◆ CONSIGNES ◆
(a) D'après l'article sur les municipales d'Ungersheim, quel âge a Catherine Muller ?
(b) Poursuivez l'article sur les municipales d'Ungersheim au-delà de sa dernière phrase.

Municipales : un maire et sa fille s'affrontent dans un village d'Alsace

La candidate explique n'avoir "plus de contact" avec son père depuis quinze ans. Elle affirme toutefois ne pas se présenter pour régler un conflit privé.

Le village d\'Ungersheim (Haut-Rhin), le 6 décembre 2012.
Le village d'Ungersheim (Haut-Rhin), le 6 décembre 2012. ( MAXPPP)

A Ungersheim, village alsacien de 2 000 habitants, dans le Haut-Rhin, la campagne pour les élections municipales est un peu particulière. Le maire sortant affronte sa fille. Et en mars les électeurs devront les départager.

"J'ai fait abstraction du fait que le maire est mon père", a expliqué Catherine Muller, 45 ans, choisie pour mener la liste sans étiquette Ungersheim demain après le décès accidentel de la tête de liste pressentie. "Avec mon père, ça fait une quinzaine d'années que nous n'avons plus de contact, donc je ne suis plus dans le conflit", a-t-elle ajouté. "A un moment donné, il faut tourner la page, je ne vais pas m'empêcher d'être candidate du fait de ce lien familial", a tranché la candidate.

[Données recueillies]

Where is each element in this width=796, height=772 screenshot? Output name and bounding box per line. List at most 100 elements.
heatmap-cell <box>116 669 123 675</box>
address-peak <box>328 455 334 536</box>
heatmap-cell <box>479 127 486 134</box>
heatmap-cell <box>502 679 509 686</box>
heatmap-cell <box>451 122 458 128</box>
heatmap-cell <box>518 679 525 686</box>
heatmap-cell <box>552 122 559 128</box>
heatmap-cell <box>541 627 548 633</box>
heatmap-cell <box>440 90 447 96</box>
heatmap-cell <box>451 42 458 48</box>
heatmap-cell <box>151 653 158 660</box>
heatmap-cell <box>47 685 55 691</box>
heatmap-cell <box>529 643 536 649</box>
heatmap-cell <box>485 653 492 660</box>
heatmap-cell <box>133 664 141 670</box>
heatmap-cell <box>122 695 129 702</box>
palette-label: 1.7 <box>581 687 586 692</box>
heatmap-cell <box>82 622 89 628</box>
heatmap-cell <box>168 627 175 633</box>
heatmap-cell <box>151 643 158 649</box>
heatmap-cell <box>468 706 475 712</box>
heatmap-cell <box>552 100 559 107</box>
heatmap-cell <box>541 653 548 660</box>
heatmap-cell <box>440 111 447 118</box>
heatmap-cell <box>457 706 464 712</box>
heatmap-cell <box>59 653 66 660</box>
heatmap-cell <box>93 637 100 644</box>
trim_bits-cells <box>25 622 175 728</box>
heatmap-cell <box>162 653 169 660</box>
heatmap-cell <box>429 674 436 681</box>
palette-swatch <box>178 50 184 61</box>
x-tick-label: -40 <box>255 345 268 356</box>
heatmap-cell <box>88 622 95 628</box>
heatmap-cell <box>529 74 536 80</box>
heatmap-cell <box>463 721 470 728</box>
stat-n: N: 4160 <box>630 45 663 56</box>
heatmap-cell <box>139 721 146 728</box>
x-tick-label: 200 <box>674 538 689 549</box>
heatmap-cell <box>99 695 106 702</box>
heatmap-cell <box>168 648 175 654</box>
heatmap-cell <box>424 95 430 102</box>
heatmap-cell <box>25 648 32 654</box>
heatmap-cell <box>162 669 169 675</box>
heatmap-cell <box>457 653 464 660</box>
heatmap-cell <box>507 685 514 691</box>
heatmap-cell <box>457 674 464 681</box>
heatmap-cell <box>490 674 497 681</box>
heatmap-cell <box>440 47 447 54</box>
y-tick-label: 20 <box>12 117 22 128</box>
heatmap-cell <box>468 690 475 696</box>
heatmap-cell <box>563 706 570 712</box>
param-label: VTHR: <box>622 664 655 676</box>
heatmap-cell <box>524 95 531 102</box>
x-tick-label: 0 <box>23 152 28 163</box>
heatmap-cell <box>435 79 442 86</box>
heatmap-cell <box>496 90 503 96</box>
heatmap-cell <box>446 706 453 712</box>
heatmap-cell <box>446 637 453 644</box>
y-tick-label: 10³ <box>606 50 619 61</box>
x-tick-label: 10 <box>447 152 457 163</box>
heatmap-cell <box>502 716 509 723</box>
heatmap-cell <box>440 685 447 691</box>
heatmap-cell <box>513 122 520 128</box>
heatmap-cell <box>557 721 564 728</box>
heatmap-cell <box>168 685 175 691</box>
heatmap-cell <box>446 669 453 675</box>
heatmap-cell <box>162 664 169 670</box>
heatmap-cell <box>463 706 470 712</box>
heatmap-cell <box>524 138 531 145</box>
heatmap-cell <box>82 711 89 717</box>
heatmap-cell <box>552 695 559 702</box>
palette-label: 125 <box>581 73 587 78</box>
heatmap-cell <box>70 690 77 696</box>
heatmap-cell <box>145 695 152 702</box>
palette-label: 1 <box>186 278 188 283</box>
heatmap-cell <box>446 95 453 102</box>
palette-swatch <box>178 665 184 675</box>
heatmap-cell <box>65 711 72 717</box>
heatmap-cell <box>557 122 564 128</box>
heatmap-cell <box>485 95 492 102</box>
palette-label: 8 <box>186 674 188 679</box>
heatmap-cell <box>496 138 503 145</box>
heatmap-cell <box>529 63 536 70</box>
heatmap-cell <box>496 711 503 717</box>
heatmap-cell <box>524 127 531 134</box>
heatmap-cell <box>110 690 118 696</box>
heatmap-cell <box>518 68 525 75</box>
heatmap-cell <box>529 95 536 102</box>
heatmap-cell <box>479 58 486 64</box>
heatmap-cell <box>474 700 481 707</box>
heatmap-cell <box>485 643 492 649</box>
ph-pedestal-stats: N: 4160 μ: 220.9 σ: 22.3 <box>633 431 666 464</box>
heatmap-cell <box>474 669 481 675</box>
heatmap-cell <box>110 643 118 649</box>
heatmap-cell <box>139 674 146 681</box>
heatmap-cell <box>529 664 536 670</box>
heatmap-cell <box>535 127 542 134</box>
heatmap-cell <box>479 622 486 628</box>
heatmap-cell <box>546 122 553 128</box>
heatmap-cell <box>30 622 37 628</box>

◆ RÉSULTATS PAR CONSIGNE ◆
(a) 45 ans.

(b)
Le maire, Jean-Claude Mensch, 67 ans, dont 25 ans à la tête de la commune, n'a pas souhaité faire de commentaire. Fidèle compagnon de route des Verts, mais élu lui aussi sans étiquette, l'édile a fait de son village un laboratoire de l'après-pétrole, en y installant une chaufferie à bois, des panneaux solaires, une cantine "100% bio" et des espaces verts sans pesticides. "Je ne veux pas le critiquer, il a fait de très bonnes choses, mais nous voulons insuffler une dynamique qui n'est plus là, il faut que certaines choses changent", a commenté sa fille et rivale.